— Start Provided data —

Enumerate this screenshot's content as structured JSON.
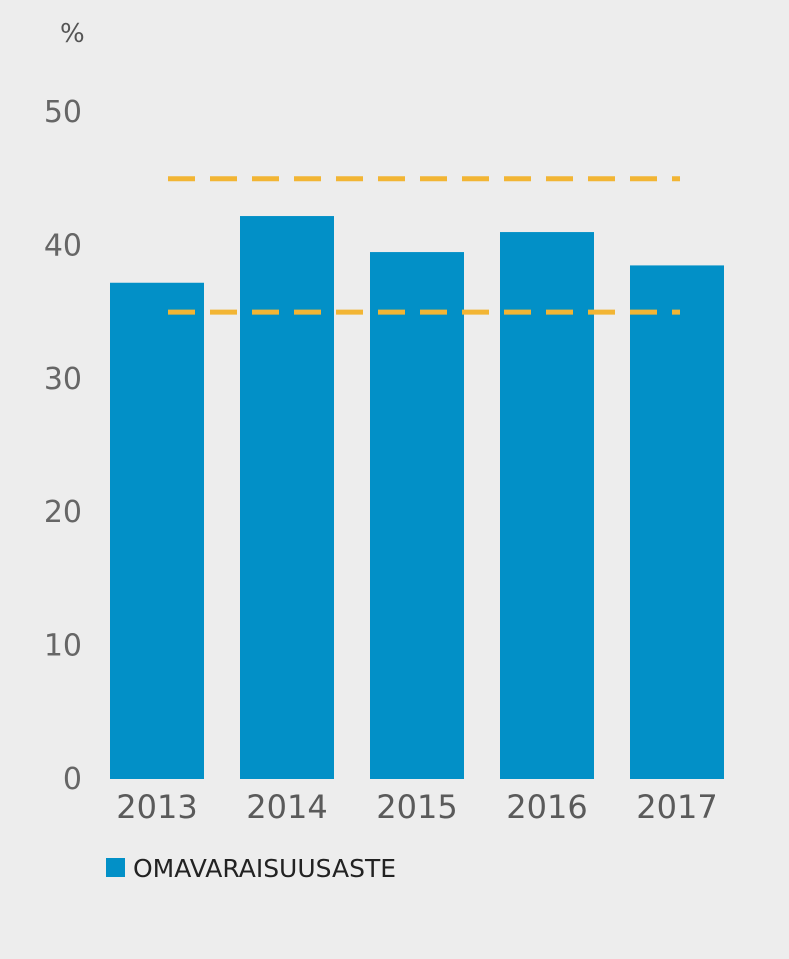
{
  "chart_data": {
    "type": "bar",
    "title": "",
    "unit_label": "%",
    "xlabel": "",
    "ylabel": "",
    "categories": [
      "2013",
      "2014",
      "2015",
      "2016",
      "2017"
    ],
    "series": [
      {
        "name": "OMAVARAISUUSASTE",
        "values": [
          37.2,
          42.2,
          39.5,
          41.0,
          38.5
        ],
        "color": "#0290c7"
      }
    ],
    "target_lines": [
      {
        "value": 45,
        "style": "dashed",
        "color": "#f2b534"
      },
      {
        "value": 35,
        "style": "dashed",
        "color": "#f2b534"
      }
    ],
    "ylim": [
      0,
      50
    ],
    "yticks": [
      0,
      10,
      20,
      30,
      40,
      50
    ],
    "grid": false,
    "legend_position": "bottom-left"
  },
  "colors": {
    "background": "#ededed",
    "bar": "#0290c7",
    "target": "#f2b534"
  }
}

— End Provided data —

The problem: All of the records need repeating exactly, except for the pictures.

Response to the exercise:
Enumerate this screenshot's content as structured JSON.
{
  "chart_data": {
    "type": "bar",
    "title": "",
    "unit_label": "%",
    "xlabel": "",
    "ylabel": "",
    "categories": [
      "2013",
      "2014",
      "2015",
      "2016",
      "2017"
    ],
    "series": [
      {
        "name": "OMAVARAISUUSASTE",
        "values": [
          37.2,
          42.2,
          39.5,
          41.0,
          38.5
        ],
        "color": "#0290c7"
      }
    ],
    "target_lines": [
      {
        "value": 45,
        "style": "dashed",
        "color": "#f2b534"
      },
      {
        "value": 35,
        "style": "dashed",
        "color": "#f2b534"
      }
    ],
    "ylim": [
      0,
      50
    ],
    "yticks": [
      0,
      10,
      20,
      30,
      40,
      50
    ],
    "grid": false,
    "legend_position": "bottom-left"
  },
  "colors": {
    "background": "#ededed",
    "bar": "#0290c7",
    "target": "#f2b534"
  }
}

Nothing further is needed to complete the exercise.